Written task: Copy out all of the data exactly as it appears.

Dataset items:

— Start —

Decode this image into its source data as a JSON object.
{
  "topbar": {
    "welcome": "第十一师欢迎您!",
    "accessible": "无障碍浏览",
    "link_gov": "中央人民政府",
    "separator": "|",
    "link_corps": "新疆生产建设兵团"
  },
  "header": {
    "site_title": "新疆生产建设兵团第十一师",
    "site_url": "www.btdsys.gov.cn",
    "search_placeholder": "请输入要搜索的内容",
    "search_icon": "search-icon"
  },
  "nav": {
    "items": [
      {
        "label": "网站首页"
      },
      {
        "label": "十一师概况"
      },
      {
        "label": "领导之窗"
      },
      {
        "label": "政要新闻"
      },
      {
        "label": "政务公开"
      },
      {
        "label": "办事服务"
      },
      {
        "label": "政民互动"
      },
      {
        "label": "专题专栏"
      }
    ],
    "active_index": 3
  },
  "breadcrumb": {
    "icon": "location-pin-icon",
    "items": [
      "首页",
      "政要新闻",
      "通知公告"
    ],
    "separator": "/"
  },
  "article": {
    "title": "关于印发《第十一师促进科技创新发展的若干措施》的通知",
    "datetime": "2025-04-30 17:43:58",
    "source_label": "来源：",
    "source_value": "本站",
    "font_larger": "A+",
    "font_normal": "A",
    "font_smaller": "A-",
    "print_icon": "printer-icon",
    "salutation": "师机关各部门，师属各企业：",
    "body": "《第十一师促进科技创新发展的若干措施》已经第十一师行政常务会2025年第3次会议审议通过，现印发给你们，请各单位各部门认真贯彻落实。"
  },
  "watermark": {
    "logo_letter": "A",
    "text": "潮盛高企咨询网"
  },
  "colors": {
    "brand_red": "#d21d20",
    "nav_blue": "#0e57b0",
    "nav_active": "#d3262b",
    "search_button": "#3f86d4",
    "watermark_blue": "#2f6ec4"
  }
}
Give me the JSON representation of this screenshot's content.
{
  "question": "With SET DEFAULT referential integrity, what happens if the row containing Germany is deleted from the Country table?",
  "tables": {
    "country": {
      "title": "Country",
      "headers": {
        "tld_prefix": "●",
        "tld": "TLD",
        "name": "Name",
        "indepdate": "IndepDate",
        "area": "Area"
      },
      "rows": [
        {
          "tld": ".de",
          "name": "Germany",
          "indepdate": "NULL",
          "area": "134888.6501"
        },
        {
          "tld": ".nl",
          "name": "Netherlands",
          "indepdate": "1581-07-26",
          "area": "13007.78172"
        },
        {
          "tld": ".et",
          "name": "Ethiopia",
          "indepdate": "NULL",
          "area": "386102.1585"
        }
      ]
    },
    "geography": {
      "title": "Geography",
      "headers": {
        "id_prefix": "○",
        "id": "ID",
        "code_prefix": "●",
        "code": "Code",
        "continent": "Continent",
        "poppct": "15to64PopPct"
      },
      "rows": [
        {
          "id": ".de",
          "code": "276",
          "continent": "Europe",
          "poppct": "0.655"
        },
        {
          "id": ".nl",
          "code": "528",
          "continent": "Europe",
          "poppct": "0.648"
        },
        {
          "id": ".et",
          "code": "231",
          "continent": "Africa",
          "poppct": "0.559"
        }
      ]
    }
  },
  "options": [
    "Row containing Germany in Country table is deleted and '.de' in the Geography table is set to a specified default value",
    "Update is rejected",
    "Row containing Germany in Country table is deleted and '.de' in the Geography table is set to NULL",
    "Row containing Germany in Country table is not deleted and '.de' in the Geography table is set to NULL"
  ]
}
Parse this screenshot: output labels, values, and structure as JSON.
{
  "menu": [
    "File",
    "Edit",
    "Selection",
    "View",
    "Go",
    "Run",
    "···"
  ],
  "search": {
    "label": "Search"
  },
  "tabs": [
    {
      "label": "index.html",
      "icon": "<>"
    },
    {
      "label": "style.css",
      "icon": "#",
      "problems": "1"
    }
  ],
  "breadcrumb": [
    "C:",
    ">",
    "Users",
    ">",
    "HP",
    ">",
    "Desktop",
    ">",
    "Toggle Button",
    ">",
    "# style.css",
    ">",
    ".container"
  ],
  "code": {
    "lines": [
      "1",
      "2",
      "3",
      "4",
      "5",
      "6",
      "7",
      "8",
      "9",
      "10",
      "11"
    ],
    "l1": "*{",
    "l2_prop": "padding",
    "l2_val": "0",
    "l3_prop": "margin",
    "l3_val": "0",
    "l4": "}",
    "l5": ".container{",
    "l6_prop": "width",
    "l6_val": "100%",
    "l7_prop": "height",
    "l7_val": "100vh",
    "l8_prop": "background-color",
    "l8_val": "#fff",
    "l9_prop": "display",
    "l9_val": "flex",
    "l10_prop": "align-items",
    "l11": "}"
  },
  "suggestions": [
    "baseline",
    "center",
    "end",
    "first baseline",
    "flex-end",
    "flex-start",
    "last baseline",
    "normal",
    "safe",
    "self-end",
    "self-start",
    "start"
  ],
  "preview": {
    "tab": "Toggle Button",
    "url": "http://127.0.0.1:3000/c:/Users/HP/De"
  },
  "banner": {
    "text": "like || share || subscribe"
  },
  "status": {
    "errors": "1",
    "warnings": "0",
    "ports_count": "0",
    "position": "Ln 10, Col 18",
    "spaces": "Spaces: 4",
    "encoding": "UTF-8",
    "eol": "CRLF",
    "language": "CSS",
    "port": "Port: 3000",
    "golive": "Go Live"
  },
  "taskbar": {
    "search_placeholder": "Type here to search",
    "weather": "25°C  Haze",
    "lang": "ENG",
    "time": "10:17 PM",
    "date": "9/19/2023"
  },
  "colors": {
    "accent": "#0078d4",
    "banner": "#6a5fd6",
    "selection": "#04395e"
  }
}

— End —

Exercise result:
Decode this image into its source data as a JSON object.
{
  "topbar": {
    "welcome": "第十一师欢迎您!",
    "accessible": "无障碍浏览",
    "link_gov": "中央人民政府",
    "separator": "|",
    "link_corps": "新疆生产建设兵团"
  },
  "header": {
    "site_title": "新疆生产建设兵团第十一师",
    "site_url": "www.btdsys.gov.cn",
    "search_placeholder": "请输入要搜索的内容",
    "search_icon": "search-icon"
  },
  "nav": {
    "items": [
      {
        "label": "网站首页"
      },
      {
        "label": "十一师概况"
      },
      {
        "label": "领导之窗"
      },
      {
        "label": "政要新闻"
      },
      {
        "label": "政务公开"
      },
      {
        "label": "办事服务"
      },
      {
        "label": "政民互动"
      },
      {
        "label": "专题专栏"
      }
    ],
    "active_index": 3
  },
  "breadcrumb": {
    "icon": "location-pin-icon",
    "items": [
      "首页",
      "政要新闻",
      "通知公告"
    ],
    "separator": "/"
  },
  "article": {
    "title": "关于印发《第十一师促进科技创新发展的若干措施》的通知",
    "datetime": "2025-04-30 17:43:58",
    "source_label": "来源：",
    "source_value": "本站",
    "font_larger": "A+",
    "font_normal": "A",
    "font_smaller": "A-",
    "print_icon": "printer-icon",
    "salutation": "师机关各部门，师属各企业：",
    "body": "《第十一师促进科技创新发展的若干措施》已经第十一师行政常务会2025年第3次会议审议通过，现印发给你们，请各单位各部门认真贯彻落实。"
  },
  "watermark": {
    "logo_letter": "A",
    "text": "潮盛高企咨询网"
  },
  "colors": {
    "brand_red": "#d21d20",
    "nav_blue": "#0e57b0",
    "nav_active": "#d3262b",
    "search_button": "#3f86d4",
    "watermark_blue": "#2f6ec4"
  }
}
Give me the JSON representation of this screenshot's content.
{
  "question": "With SET DEFAULT referential integrity, what happens if the row containing Germany is deleted from the Country table?",
  "tables": {
    "country": {
      "title": "Country",
      "headers": {
        "tld_prefix": "●",
        "tld": "TLD",
        "name": "Name",
        "indepdate": "IndepDate",
        "area": "Area"
      },
      "rows": [
        {
          "tld": ".de",
          "name": "Germany",
          "indepdate": "NULL",
          "area": "134888.6501"
        },
        {
          "tld": ".nl",
          "name": "Netherlands",
          "indepdate": "1581-07-26",
          "area": "13007.78172"
        },
        {
          "tld": ".et",
          "name": "Ethiopia",
          "indepdate": "NULL",
          "area": "386102.1585"
        }
      ]
    },
    "geography": {
      "title": "Geography",
      "headers": {
        "id_prefix": "○",
        "id": "ID",
        "code_prefix": "●",
        "code": "Code",
        "continent": "Continent",
        "poppct": "15to64PopPct"
      },
      "rows": [
        {
          "id": ".de",
          "code": "276",
          "continent": "Europe",
          "poppct": "0.655"
        },
        {
          "id": ".nl",
          "code": "528",
          "continent": "Europe",
          "poppct": "0.648"
        },
        {
          "id": ".et",
          "code": "231",
          "continent": "Africa",
          "poppct": "0.559"
        }
      ]
    }
  },
  "options": [
    "Row containing Germany in Country table is deleted and '.de' in the Geography table is set to a specified default value",
    "Update is rejected",
    "Row containing Germany in Country table is deleted and '.de' in the Geography table is set to NULL",
    "Row containing Germany in Country table is not deleted and '.de' in the Geography table is set to NULL"
  ]
}
Parse this screenshot: output labels, values, and structure as JSON.
{
  "menu": [
    "File",
    "Edit",
    "Selection",
    "View",
    "Go",
    "Run",
    "···"
  ],
  "search": {
    "label": "Search"
  },
  "tabs": [
    {
      "label": "index.html",
      "icon": "<>"
    },
    {
      "label": "style.css",
      "icon": "#",
      "problems": "1"
    }
  ],
  "breadcrumb": [
    "C:",
    ">",
    "Users",
    ">",
    "HP",
    ">",
    "Desktop",
    ">",
    "Toggle Button",
    ">",
    "# style.css",
    ">",
    ".container"
  ],
  "code": {
    "lines": [
      "1",
      "2",
      "3",
      "4",
      "5",
      "6",
      "7",
      "8",
      "9",
      "10",
      "11"
    ],
    "l1": "*{",
    "l2_prop": "padding",
    "l2_val": "0",
    "l3_prop": "margin",
    "l3_val": "0",
    "l4": "}",
    "l5": ".container{",
    "l6_prop": "width",
    "l6_val": "100%",
    "l7_prop": "height",
    "l7_val": "100vh",
    "l8_prop": "background-color",
    "l8_val": "#fff",
    "l9_prop": "display",
    "l9_val": "flex",
    "l10_prop": "align-items",
    "l11": "}"
  },
  "suggestions": [
    "baseline",
    "center",
    "end",
    "first baseline",
    "flex-end",
    "flex-start",
    "last baseline",
    "normal",
    "safe",
    "self-end",
    "self-start",
    "start"
  ],
  "preview": {
    "tab": "Toggle Button",
    "url": "http://127.0.0.1:3000/c:/Users/HP/De"
  },
  "banner": {
    "text": "like || share || subscribe"
  },
  "status": {
    "errors": "1",
    "warnings": "0",
    "ports_count": "0",
    "position": "Ln 10, Col 18",
    "spaces": "Spaces: 4",
    "encoding": "UTF-8",
    "eol": "CRLF",
    "language": "CSS",
    "port": "Port: 3000",
    "golive": "Go Live"
  },
  "taskbar": {
    "search_placeholder": "Type here to search",
    "weather": "25°C  Haze",
    "lang": "ENG",
    "time": "10:17 PM",
    "date": "9/19/2023"
  },
  "colors": {
    "accent": "#0078d4",
    "banner": "#6a5fd6",
    "selection": "#04395e"
  }
}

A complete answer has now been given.